● **What to produce**
Tally the lines of the listing that contain the word "title", then give the total and nothing else.

● **Supplied information**
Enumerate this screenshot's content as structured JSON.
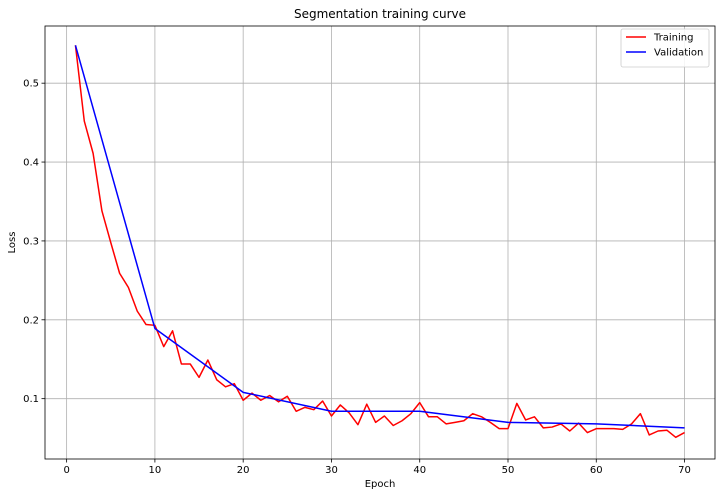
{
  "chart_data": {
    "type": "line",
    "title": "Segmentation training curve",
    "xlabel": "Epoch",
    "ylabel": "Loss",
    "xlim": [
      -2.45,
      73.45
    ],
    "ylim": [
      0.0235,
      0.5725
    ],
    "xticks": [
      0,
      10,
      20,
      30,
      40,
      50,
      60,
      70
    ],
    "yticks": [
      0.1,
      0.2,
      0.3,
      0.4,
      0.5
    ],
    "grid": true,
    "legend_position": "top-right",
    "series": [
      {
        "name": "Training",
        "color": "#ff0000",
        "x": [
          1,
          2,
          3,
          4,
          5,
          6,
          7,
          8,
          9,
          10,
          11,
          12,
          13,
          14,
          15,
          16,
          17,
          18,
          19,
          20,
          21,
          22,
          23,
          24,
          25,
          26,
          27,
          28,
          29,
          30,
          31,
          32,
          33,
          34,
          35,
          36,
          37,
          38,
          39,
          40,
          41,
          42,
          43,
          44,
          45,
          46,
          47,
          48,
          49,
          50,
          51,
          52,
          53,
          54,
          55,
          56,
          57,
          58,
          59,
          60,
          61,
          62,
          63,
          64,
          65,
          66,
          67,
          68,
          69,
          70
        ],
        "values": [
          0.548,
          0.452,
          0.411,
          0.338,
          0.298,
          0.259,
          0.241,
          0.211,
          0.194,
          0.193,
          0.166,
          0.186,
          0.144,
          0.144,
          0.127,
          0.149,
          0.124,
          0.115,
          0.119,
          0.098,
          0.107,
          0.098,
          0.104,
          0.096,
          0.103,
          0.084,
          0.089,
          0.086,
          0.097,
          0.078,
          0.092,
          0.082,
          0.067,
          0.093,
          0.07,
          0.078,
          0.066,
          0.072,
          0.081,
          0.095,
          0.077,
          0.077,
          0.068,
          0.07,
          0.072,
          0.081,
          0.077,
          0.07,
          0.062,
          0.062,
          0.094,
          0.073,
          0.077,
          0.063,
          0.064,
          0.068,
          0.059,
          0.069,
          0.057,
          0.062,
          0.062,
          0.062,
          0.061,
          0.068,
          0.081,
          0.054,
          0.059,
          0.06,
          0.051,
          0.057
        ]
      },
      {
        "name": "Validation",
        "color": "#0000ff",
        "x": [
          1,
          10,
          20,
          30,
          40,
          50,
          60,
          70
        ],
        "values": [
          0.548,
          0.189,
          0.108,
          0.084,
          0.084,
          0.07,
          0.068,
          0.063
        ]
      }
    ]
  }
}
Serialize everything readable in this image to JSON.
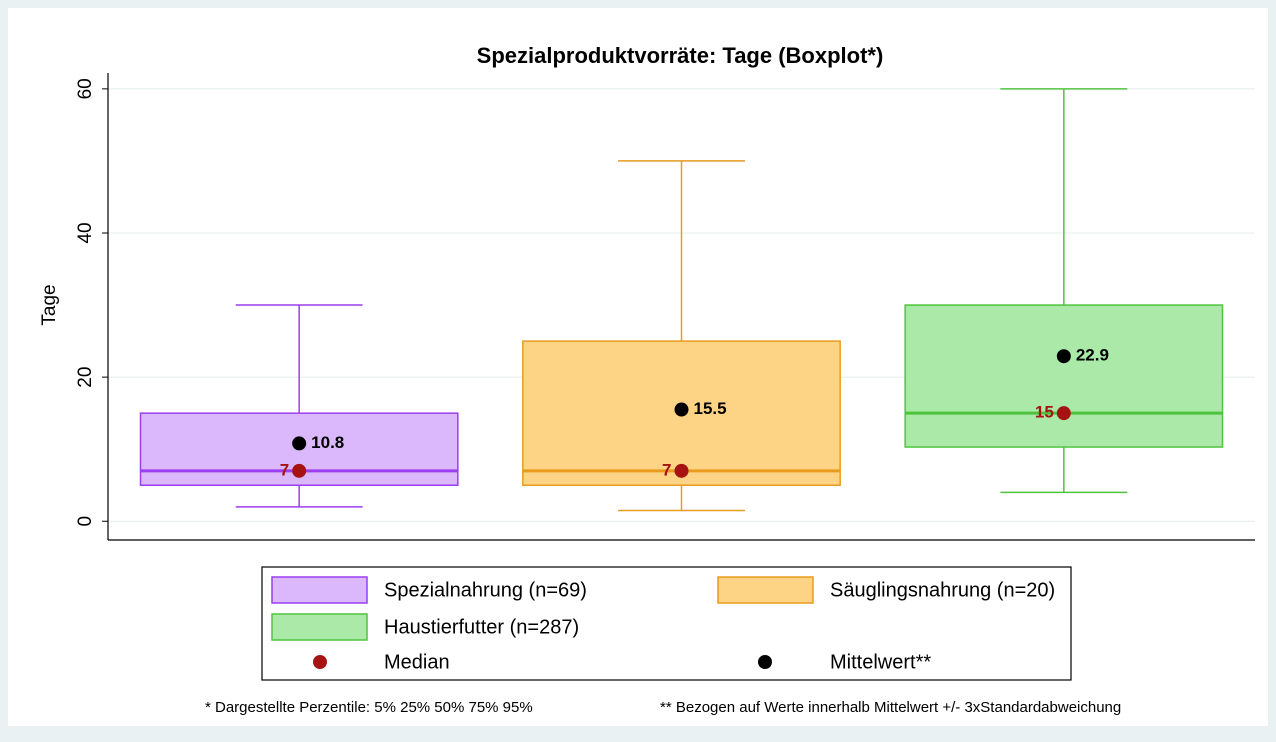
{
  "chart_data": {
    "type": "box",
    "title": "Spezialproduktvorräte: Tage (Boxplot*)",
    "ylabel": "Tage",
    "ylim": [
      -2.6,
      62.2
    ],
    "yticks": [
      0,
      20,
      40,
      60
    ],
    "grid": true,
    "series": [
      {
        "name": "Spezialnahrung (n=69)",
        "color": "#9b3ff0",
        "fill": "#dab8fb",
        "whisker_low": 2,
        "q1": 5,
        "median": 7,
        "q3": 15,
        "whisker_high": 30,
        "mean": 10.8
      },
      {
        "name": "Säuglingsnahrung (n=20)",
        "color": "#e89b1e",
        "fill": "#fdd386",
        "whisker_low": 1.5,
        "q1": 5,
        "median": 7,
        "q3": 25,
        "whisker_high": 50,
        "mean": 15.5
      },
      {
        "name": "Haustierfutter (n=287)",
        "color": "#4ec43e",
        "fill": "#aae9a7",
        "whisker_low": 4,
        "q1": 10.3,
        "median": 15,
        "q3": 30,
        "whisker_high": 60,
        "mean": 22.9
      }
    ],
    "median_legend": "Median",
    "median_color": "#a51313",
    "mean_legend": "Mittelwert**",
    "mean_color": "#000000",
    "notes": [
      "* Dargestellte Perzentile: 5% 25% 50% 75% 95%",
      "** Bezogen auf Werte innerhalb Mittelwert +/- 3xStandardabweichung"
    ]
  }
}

● **The reply**
2